(Extracted records)
↓↓↓

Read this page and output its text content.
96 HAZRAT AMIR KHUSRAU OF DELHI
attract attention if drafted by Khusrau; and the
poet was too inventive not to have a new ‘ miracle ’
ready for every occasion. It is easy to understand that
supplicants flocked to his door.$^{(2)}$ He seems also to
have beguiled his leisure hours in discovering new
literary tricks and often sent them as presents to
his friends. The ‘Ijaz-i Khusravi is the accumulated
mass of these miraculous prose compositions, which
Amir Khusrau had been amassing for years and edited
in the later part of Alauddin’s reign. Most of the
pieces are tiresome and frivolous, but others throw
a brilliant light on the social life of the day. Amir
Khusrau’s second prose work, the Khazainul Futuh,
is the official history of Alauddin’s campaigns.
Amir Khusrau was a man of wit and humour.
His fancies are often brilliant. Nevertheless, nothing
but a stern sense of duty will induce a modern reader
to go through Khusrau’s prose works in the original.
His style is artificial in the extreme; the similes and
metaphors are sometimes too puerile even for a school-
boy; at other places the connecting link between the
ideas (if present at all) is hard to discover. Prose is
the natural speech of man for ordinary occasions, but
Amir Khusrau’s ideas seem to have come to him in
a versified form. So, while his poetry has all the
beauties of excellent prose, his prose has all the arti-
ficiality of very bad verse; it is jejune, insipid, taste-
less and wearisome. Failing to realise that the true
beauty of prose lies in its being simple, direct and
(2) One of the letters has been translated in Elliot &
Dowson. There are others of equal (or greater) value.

↑↑↑

Exercise brief:
Search the entries for "others" and copy out each line that has it.

Final answer:
pieces are tiresome and frivolous, but others throw
Dowson. There are others of equal (or greater) value.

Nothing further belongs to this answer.